WHAT TO PRODUCE ->
Copy out the items word for word, from the first line through the line containing "dash-icon <box>175 32 193 36</box>", including that line.

AVAILABLE DATA ->
────────────────────────────────────────

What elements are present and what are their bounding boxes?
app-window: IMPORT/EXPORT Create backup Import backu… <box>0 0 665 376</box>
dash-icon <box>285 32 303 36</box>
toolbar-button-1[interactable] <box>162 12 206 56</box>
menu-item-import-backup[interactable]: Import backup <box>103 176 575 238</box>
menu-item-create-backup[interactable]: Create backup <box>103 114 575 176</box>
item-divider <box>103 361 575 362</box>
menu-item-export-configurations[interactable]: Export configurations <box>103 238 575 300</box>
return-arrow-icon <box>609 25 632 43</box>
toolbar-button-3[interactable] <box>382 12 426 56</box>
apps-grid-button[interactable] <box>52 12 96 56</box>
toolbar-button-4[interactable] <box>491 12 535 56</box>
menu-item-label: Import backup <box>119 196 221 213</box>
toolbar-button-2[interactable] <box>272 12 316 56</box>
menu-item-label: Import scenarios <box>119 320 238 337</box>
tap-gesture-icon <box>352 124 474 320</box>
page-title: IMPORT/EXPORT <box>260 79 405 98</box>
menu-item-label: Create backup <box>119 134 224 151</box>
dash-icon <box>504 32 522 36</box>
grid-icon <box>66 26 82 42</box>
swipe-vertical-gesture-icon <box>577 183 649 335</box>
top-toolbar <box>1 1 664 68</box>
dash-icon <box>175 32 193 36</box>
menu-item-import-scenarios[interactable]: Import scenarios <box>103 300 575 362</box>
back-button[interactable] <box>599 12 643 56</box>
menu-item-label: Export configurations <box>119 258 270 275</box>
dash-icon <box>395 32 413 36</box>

────────────────────────────────────────

TASK SOLUTION ->
What elements are present and what are their bounding boxes?
app-window: IMPORT/EXPORT Create backup Import backu… <box>0 0 665 376</box>
dash-icon <box>285 32 303 36</box>
toolbar-button-1[interactable] <box>162 12 206 56</box>
menu-item-import-backup[interactable]: Import backup <box>103 176 575 238</box>
menu-item-create-backup[interactable]: Create backup <box>103 114 575 176</box>
item-divider <box>103 361 575 362</box>
menu-item-export-configurations[interactable]: Export configurations <box>103 238 575 300</box>
return-arrow-icon <box>609 25 632 43</box>
toolbar-button-3[interactable] <box>382 12 426 56</box>
apps-grid-button[interactable] <box>52 12 96 56</box>
toolbar-button-4[interactable] <box>491 12 535 56</box>
menu-item-label: Import backup <box>119 196 221 213</box>
toolbar-button-2[interactable] <box>272 12 316 56</box>
menu-item-label: Import scenarios <box>119 320 238 337</box>
tap-gesture-icon <box>352 124 474 320</box>
page-title: IMPORT/EXPORT <box>260 79 405 98</box>
menu-item-label: Create backup <box>119 134 224 151</box>
dash-icon <box>504 32 522 36</box>
grid-icon <box>66 26 82 42</box>
swipe-vertical-gesture-icon <box>577 183 649 335</box>
top-toolbar <box>1 1 664 68</box>
dash-icon <box>175 32 193 36</box>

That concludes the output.